**What you are asked to do**
Quote the records that follow in full, leaving the pictures out.
-- Begin Rows --
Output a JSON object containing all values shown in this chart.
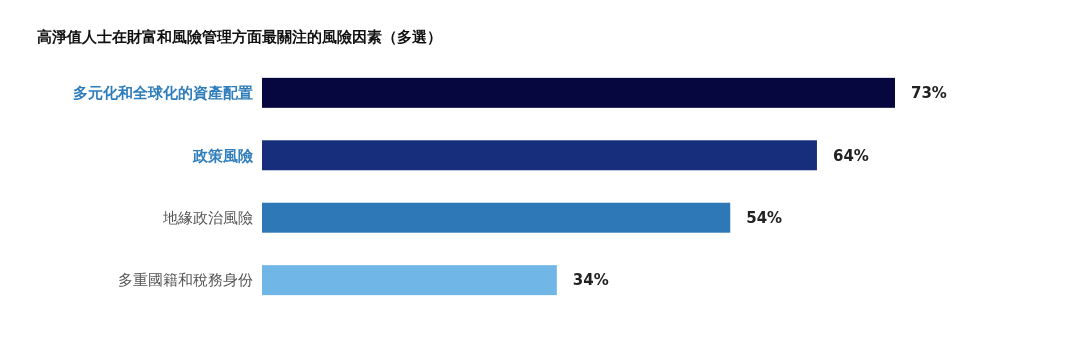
{
  "chart_data": {
    "type": "bar",
    "orientation": "horizontal",
    "title": "高淨值人士在財富和風險管理方面最關注的風險因素（多選）",
    "categories": [
      "多元化和全球化的資產配置",
      "政策風險",
      "地緣政治風險",
      "多重國籍和稅務身份"
    ],
    "values": [
      73,
      64,
      54,
      34
    ],
    "colors": [
      "#07073f",
      "#172e7c",
      "#2f78b8",
      "#70b6e6"
    ],
    "value_labels": [
      "73%",
      "64%",
      "54%",
      "34%"
    ]
  }
}
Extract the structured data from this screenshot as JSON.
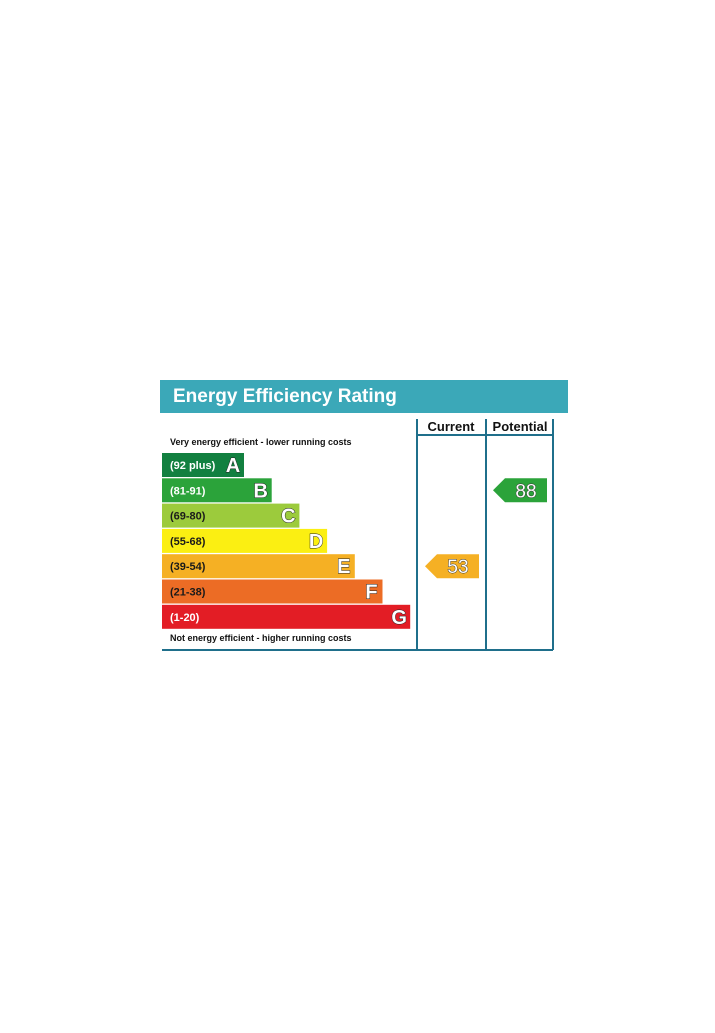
{
  "chart_data": {
    "type": "bar",
    "title": "Energy Efficiency Rating",
    "columns": [
      "Current",
      "Potential"
    ],
    "top_note": "Very energy efficient - lower running costs",
    "bottom_note": "Not energy efficient - higher running costs",
    "bands": [
      {
        "letter": "A",
        "range": "(92 plus)",
        "color": "#128040"
      },
      {
        "letter": "B",
        "range": "(81-91)",
        "color": "#2ba33a"
      },
      {
        "letter": "C",
        "range": "(69-80)",
        "color": "#9ccb3c"
      },
      {
        "letter": "D",
        "range": "(55-68)",
        "color": "#fbef12"
      },
      {
        "letter": "E",
        "range": "(39-54)",
        "color": "#f5b024"
      },
      {
        "letter": "F",
        "range": "(21-38)",
        "color": "#ec6c25"
      },
      {
        "letter": "G",
        "range": "(1-20)",
        "color": "#e31d25"
      }
    ],
    "current": {
      "value": 53,
      "band": "E",
      "color": "#f5b024"
    },
    "potential": {
      "value": 88,
      "band": "B",
      "color": "#2ba33a"
    }
  },
  "colors": {
    "header_bg": "#3ba8b8",
    "frame": "#1f6f8b"
  }
}
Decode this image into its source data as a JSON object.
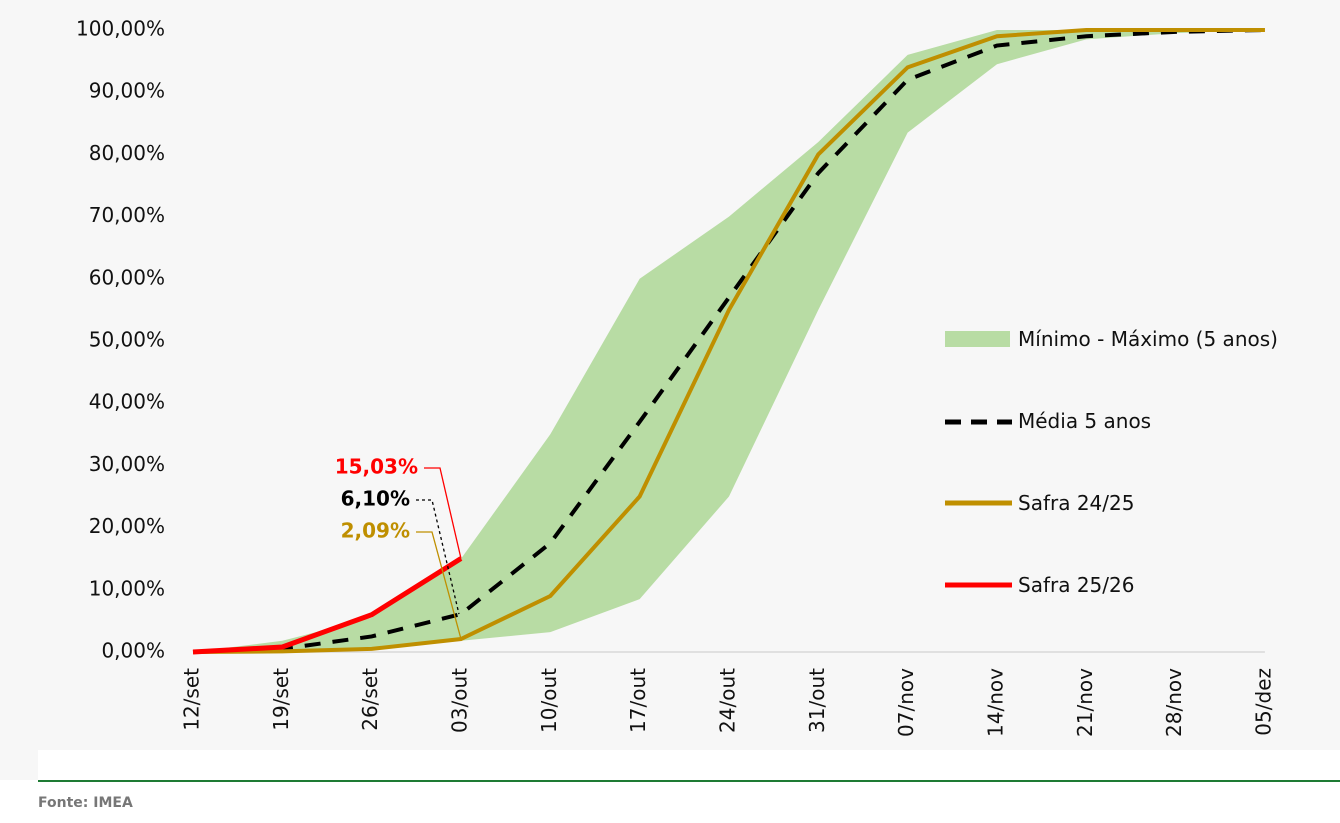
{
  "chart_data": {
    "type": "line",
    "categories": [
      "12/set",
      "19/set",
      "26/set",
      "03/out",
      "10/out",
      "17/out",
      "24/out",
      "31/out",
      "07/nov",
      "14/nov",
      "21/nov",
      "28/nov",
      "05/dez"
    ],
    "band": {
      "name": "Mínimo - Máximo (5 anos)",
      "color": "#b8dca4",
      "min": [
        0,
        0,
        0.5,
        1.8,
        3.2,
        8.5,
        25,
        55,
        83.5,
        94.5,
        98.5,
        99.5,
        100
      ],
      "max": [
        0,
        1.8,
        5.5,
        15,
        35,
        60,
        70,
        82,
        96,
        100,
        100,
        100,
        100
      ]
    },
    "series": [
      {
        "name": "Média 5 anos",
        "color": "#000000",
        "dash": true,
        "values": [
          0,
          0.5,
          2.5,
          6.1,
          17.5,
          37,
          57,
          77,
          92,
          97.5,
          99,
          99.7,
          100
        ],
        "value_labels": [
          null,
          null,
          null,
          "6,10%",
          null,
          null,
          null,
          null,
          null,
          null,
          null,
          null,
          null
        ]
      },
      {
        "name": "Safra 24/25",
        "color": "#bf8f00",
        "dash": false,
        "values": [
          0,
          0.1,
          0.5,
          2.09,
          9,
          25,
          55,
          80,
          94,
          99,
          100,
          100,
          100
        ],
        "value_labels": [
          null,
          null,
          null,
          "2,09%",
          null,
          null,
          null,
          null,
          null,
          null,
          null,
          null,
          null
        ]
      },
      {
        "name": "Safra 25/26",
        "color": "#ff0000",
        "dash": false,
        "values": [
          0,
          0.8,
          6,
          15.03,
          null,
          null,
          null,
          null,
          null,
          null,
          null,
          null,
          null
        ],
        "value_labels": [
          null,
          null,
          null,
          "15,03%",
          null,
          null,
          null,
          null,
          null,
          null,
          null,
          null,
          null
        ]
      }
    ],
    "ylim": [
      0,
      100
    ],
    "yticks": [
      {
        "value": 0,
        "label": "0,00%"
      },
      {
        "value": 10,
        "label": "10,00%"
      },
      {
        "value": 20,
        "label": "20,00%"
      },
      {
        "value": 30,
        "label": "30,00%"
      },
      {
        "value": 40,
        "label": "40,00%"
      },
      {
        "value": 50,
        "label": "50,00%"
      },
      {
        "value": 60,
        "label": "60,00%"
      },
      {
        "value": 70,
        "label": "70,00%"
      },
      {
        "value": 80,
        "label": "80,00%"
      },
      {
        "value": 90,
        "label": "90,00%"
      },
      {
        "value": 100,
        "label": "100,00%"
      }
    ],
    "source": "Fonte: IMEA"
  }
}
-- End Rows --
**Correct result**
Output a JSON object containing all values shown in this chart.
{
  "chart_data": {
    "type": "bar",
    "orientation": "horizontal",
    "title": "高淨值人士在財富和風險管理方面最關注的風險因素（多選）",
    "categories": [
      "多元化和全球化的資產配置",
      "政策風險",
      "地緣政治風險",
      "多重國籍和稅務身份"
    ],
    "values": [
      73,
      64,
      54,
      34
    ],
    "colors": [
      "#07073f",
      "#172e7c",
      "#2f78b8",
      "#70b6e6"
    ],
    "value_labels": [
      "73%",
      "64%",
      "54%",
      "34%"
    ]
  }
}
Extract the structured data from this screenshot as JSON.
{
  "chart_data": {
    "type": "bar",
    "title": "Energy Efficiency Rating",
    "columns": [
      "Current",
      "Potential"
    ],
    "top_note": "Very energy efficient - lower running costs",
    "bottom_note": "Not energy efficient - higher running costs",
    "bands": [
      {
        "letter": "A",
        "range": "(92 plus)",
        "color": "#128040"
      },
      {
        "letter": "B",
        "range": "(81-91)",
        "color": "#2ba33a"
      },
      {
        "letter": "C",
        "range": "(69-80)",
        "color": "#9ccb3c"
      },
      {
        "letter": "D",
        "range": "(55-68)",
        "color": "#fbef12"
      },
      {
        "letter": "E",
        "range": "(39-54)",
        "color": "#f5b024"
      },
      {
        "letter": "F",
        "range": "(21-38)",
        "color": "#ec6c25"
      },
      {
        "letter": "G",
        "range": "(1-20)",
        "color": "#e31d25"
      }
    ],
    "current": {
      "value": 53,
      "band": "E",
      "color": "#f5b024"
    },
    "potential": {
      "value": 88,
      "band": "B",
      "color": "#2ba33a"
    }
  },
  "colors": {
    "header_bg": "#3ba8b8",
    "frame": "#1f6f8b"
  }
}
Decode this image into its source data as a JSON object.
{
  "chart_data": {
    "type": "line",
    "categories": [
      "12/set",
      "19/set",
      "26/set",
      "03/out",
      "10/out",
      "17/out",
      "24/out",
      "31/out",
      "07/nov",
      "14/nov",
      "21/nov",
      "28/nov",
      "05/dez"
    ],
    "band": {
      "name": "Mínimo - Máximo (5 anos)",
      "color": "#b8dca4",
      "min": [
        0,
        0,
        0.5,
        1.8,
        3.2,
        8.5,
        25,
        55,
        83.5,
        94.5,
        98.5,
        99.5,
        100
      ],
      "max": [
        0,
        1.8,
        5.5,
        15,
        35,
        60,
        70,
        82,
        96,
        100,
        100,
        100,
        100
      ]
    },
    "series": [
      {
        "name": "Média 5 anos",
        "color": "#000000",
        "dash": true,
        "values": [
          0,
          0.5,
          2.5,
          6.1,
          17.5,
          37,
          57,
          77,
          92,
          97.5,
          99,
          99.7,
          100
        ],
        "value_labels": [
          null,
          null,
          null,
          "6,10%",
          null,
          null,
          null,
          null,
          null,
          null,
          null,
          null,
          null
        ]
      },
      {
        "name": "Safra 24/25",
        "color": "#bf8f00",
        "dash": false,
        "values": [
          0,
          0.1,
          0.5,
          2.09,
          9,
          25,
          55,
          80,
          94,
          99,
          100,
          100,
          100
        ],
        "value_labels": [
          null,
          null,
          null,
          "2,09%",
          null,
          null,
          null,
          null,
          null,
          null,
          null,
          null,
          null
        ]
      },
      {
        "name": "Safra 25/26",
        "color": "#ff0000",
        "dash": false,
        "values": [
          0,
          0.8,
          6,
          15.03,
          null,
          null,
          null,
          null,
          null,
          null,
          null,
          null,
          null
        ],
        "value_labels": [
          null,
          null,
          null,
          "15,03%",
          null,
          null,
          null,
          null,
          null,
          null,
          null,
          null,
          null
        ]
      }
    ],
    "ylim": [
      0,
      100
    ],
    "yticks": [
      {
        "value": 0,
        "label": "0,00%"
      },
      {
        "value": 10,
        "label": "10,00%"
      },
      {
        "value": 20,
        "label": "20,00%"
      },
      {
        "value": 30,
        "label": "30,00%"
      },
      {
        "value": 40,
        "label": "40,00%"
      },
      {
        "value": 50,
        "label": "50,00%"
      },
      {
        "value": 60,
        "label": "60,00%"
      },
      {
        "value": 70,
        "label": "70,00%"
      },
      {
        "value": 80,
        "label": "80,00%"
      },
      {
        "value": 90,
        "label": "90,00%"
      },
      {
        "value": 100,
        "label": "100,00%"
      }
    ],
    "source": "Fonte: IMEA"
  }
}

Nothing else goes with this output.